__EXERCISE__
Every entry that follows needs to be repeated exactly.

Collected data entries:

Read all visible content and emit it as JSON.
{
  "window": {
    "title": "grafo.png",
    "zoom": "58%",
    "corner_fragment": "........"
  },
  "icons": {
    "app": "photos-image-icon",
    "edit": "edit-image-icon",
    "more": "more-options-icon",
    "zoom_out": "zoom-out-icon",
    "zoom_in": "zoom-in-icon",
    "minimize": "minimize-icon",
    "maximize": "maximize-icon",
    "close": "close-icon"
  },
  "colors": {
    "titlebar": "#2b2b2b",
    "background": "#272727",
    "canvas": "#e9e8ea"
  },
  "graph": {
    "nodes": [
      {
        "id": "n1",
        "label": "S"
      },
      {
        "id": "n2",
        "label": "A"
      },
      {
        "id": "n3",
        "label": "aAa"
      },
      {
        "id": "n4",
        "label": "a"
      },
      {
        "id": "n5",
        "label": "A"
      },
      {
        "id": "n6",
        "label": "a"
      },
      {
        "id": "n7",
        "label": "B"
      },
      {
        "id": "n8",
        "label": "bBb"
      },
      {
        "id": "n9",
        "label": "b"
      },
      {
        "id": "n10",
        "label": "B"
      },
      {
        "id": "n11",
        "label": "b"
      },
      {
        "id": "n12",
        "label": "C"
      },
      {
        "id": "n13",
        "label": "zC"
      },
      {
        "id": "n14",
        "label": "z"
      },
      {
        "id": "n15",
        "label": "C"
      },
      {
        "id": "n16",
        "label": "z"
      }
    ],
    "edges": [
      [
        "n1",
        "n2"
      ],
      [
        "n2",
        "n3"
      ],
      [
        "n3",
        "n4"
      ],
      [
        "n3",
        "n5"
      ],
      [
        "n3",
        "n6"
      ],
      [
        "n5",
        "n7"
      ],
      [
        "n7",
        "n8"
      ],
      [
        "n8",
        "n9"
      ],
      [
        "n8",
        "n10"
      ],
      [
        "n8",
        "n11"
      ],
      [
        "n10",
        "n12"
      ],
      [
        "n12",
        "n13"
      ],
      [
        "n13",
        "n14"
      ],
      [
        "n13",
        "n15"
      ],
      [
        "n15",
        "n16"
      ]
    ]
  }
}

__FINISHED ANSWER__
Read all visible content and emit it as JSON.
{
  "window": {
    "title": "grafo.png",
    "zoom": "58%",
    "corner_fragment": "........"
  },
  "icons": {
    "app": "photos-image-icon",
    "edit": "edit-image-icon",
    "more": "more-options-icon",
    "zoom_out": "zoom-out-icon",
    "zoom_in": "zoom-in-icon",
    "minimize": "minimize-icon",
    "maximize": "maximize-icon",
    "close": "close-icon"
  },
  "colors": {
    "titlebar": "#2b2b2b",
    "background": "#272727",
    "canvas": "#e9e8ea"
  },
  "graph": {
    "nodes": [
      {
        "id": "n1",
        "label": "S"
      },
      {
        "id": "n2",
        "label": "A"
      },
      {
        "id": "n3",
        "label": "aAa"
      },
      {
        "id": "n4",
        "label": "a"
      },
      {
        "id": "n5",
        "label": "A"
      },
      {
        "id": "n6",
        "label": "a"
      },
      {
        "id": "n7",
        "label": "B"
      },
      {
        "id": "n8",
        "label": "bBb"
      },
      {
        "id": "n9",
        "label": "b"
      },
      {
        "id": "n10",
        "label": "B"
      },
      {
        "id": "n11",
        "label": "b"
      },
      {
        "id": "n12",
        "label": "C"
      },
      {
        "id": "n13",
        "label": "zC"
      },
      {
        "id": "n14",
        "label": "z"
      },
      {
        "id": "n15",
        "label": "C"
      },
      {
        "id": "n16",
        "label": "z"
      }
    ],
    "edges": [
      [
        "n1",
        "n2"
      ],
      [
        "n2",
        "n3"
      ],
      [
        "n3",
        "n4"
      ],
      [
        "n3",
        "n5"
      ],
      [
        "n3",
        "n6"
      ],
      [
        "n5",
        "n7"
      ],
      [
        "n7",
        "n8"
      ],
      [
        "n8",
        "n9"
      ],
      [
        "n8",
        "n10"
      ],
      [
        "n8",
        "n11"
      ],
      [
        "n10",
        "n12"
      ],
      [
        "n12",
        "n13"
      ],
      [
        "n13",
        "n14"
      ],
      [
        "n13",
        "n15"
      ],
      [
        "n15",
        "n16"
      ]
    ]
  }
}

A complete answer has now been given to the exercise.